▶ **SET EXERCISE**:
In the data below, find each line containing the string "indication" and return it.

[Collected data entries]
START

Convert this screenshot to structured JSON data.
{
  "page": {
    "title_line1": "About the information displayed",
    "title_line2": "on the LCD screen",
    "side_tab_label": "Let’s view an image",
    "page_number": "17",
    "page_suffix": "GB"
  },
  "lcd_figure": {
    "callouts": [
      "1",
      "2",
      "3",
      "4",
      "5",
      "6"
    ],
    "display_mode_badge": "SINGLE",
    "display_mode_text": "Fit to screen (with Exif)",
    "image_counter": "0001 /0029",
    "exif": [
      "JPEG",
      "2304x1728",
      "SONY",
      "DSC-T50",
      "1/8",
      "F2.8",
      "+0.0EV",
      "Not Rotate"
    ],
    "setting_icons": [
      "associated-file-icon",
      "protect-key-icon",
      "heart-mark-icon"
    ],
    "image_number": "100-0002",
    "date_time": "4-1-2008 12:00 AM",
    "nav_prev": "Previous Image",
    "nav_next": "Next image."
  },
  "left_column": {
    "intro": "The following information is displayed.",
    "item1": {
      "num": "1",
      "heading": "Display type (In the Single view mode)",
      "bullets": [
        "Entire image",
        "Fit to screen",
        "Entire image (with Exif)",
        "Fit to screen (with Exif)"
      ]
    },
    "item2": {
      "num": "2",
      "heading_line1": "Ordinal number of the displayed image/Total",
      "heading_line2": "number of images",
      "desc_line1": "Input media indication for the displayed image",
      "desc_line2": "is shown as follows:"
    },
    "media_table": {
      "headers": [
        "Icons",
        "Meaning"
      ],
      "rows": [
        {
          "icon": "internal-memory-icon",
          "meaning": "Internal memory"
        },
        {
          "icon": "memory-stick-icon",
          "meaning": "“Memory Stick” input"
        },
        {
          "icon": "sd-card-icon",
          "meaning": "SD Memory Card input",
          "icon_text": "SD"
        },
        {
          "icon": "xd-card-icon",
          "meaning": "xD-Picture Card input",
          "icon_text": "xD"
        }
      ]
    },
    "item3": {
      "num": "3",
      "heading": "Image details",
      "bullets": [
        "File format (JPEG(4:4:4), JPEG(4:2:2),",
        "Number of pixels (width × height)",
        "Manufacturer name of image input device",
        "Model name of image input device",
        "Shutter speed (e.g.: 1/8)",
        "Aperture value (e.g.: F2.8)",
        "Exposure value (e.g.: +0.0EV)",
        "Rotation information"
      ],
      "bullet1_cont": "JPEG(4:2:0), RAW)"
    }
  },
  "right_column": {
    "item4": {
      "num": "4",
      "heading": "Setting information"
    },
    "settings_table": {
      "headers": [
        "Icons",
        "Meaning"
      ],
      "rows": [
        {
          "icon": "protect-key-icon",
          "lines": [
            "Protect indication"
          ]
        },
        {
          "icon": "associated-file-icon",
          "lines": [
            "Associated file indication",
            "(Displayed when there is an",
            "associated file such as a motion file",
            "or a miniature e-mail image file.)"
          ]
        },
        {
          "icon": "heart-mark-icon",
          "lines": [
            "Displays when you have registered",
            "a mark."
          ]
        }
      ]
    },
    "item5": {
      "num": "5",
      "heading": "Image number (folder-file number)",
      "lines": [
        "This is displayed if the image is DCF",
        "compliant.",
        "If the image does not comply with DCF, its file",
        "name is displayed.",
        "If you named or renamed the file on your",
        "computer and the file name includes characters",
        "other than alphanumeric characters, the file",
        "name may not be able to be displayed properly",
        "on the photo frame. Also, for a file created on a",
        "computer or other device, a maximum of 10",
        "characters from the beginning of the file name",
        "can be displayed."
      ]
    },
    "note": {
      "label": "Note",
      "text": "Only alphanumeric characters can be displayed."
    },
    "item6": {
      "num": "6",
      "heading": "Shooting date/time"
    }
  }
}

END

▶ **WRITTEN SOLUTION**:
      "desc_line1": "Input media indication for the displayed image",
            "Protect indication"
            "Associated file indication",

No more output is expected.